— BEGIN Dataset records —

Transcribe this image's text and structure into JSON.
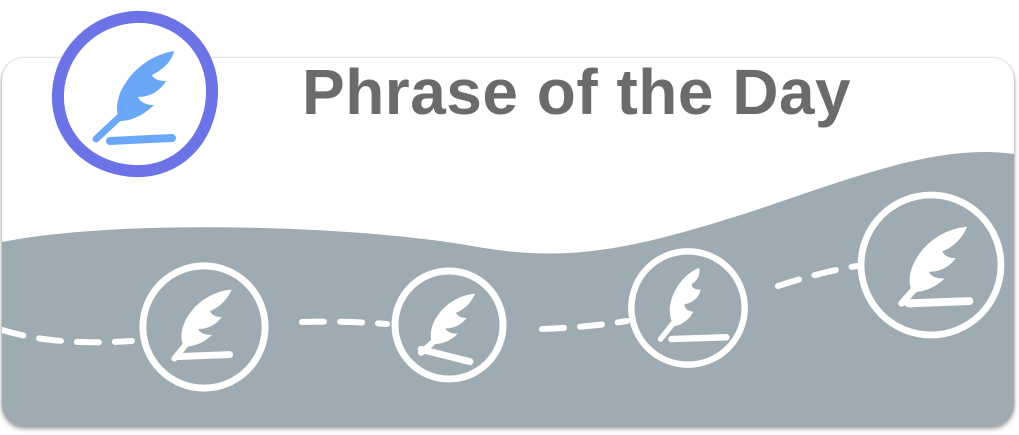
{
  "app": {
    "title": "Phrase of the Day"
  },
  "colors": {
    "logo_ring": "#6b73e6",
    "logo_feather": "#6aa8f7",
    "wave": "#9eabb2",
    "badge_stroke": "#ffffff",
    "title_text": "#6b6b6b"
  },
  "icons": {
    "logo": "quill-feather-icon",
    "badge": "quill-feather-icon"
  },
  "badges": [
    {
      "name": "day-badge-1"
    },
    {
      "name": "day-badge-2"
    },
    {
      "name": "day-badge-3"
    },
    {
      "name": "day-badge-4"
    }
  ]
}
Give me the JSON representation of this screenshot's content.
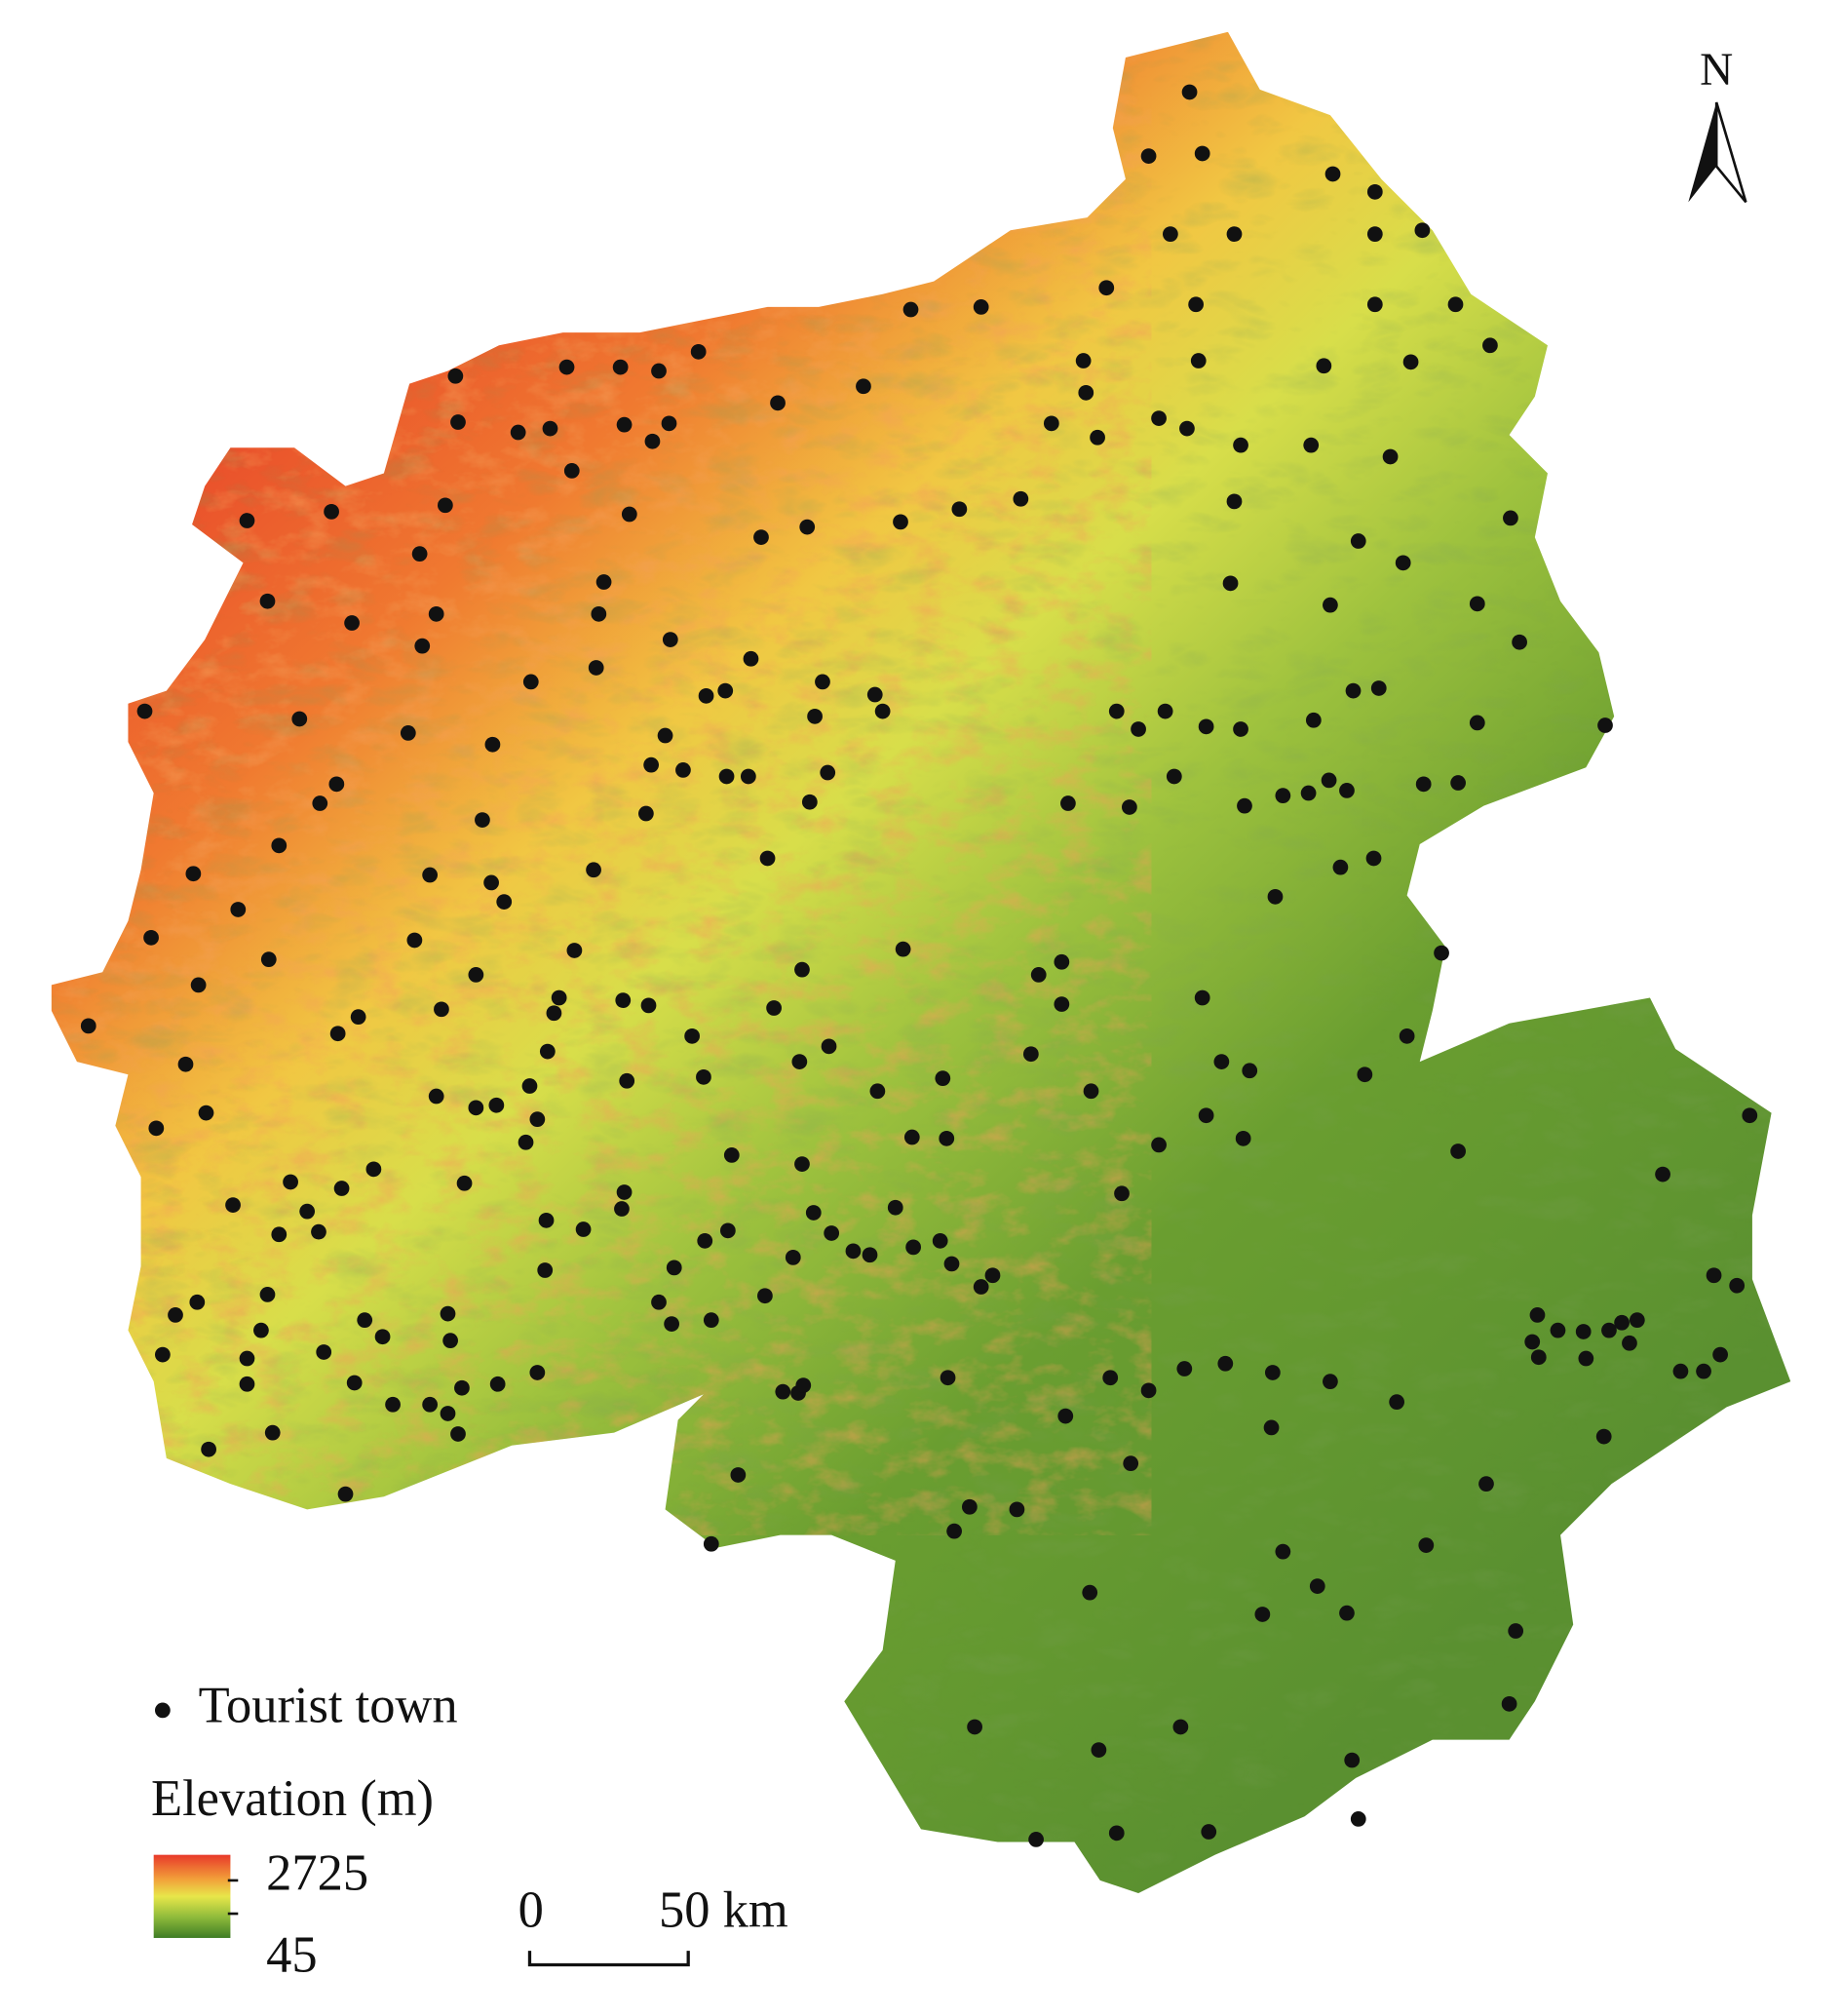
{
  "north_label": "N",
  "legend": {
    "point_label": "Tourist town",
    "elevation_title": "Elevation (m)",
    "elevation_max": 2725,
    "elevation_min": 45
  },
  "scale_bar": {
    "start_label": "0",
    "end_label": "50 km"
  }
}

— END Dataset records —

*Exercise requirements:* Repeat each entry exactly. Pictures do not belong in the copy.

*Full solution:*
Transcribe this image's text and structure into JSON.
{
  "app": {
    "title": "Phrase of the Day"
  },
  "colors": {
    "logo_ring": "#6b73e6",
    "logo_feather": "#6aa8f7",
    "wave": "#9eabb2",
    "badge_stroke": "#ffffff",
    "title_text": "#6b6b6b"
  },
  "icons": {
    "logo": "quill-feather-icon",
    "badge": "quill-feather-icon"
  },
  "badges": [
    {
      "name": "day-badge-1"
    },
    {
      "name": "day-badge-2"
    },
    {
      "name": "day-badge-3"
    },
    {
      "name": "day-badge-4"
    }
  ]
}
Give me the JSON representation of this screenshot's content.
{
  "north_label": "N",
  "legend": {
    "point_label": "Tourist town",
    "elevation_title": "Elevation (m)",
    "elevation_max": 2725,
    "elevation_min": 45
  },
  "scale_bar": {
    "start_label": "0",
    "end_label": "50 km"
  }
}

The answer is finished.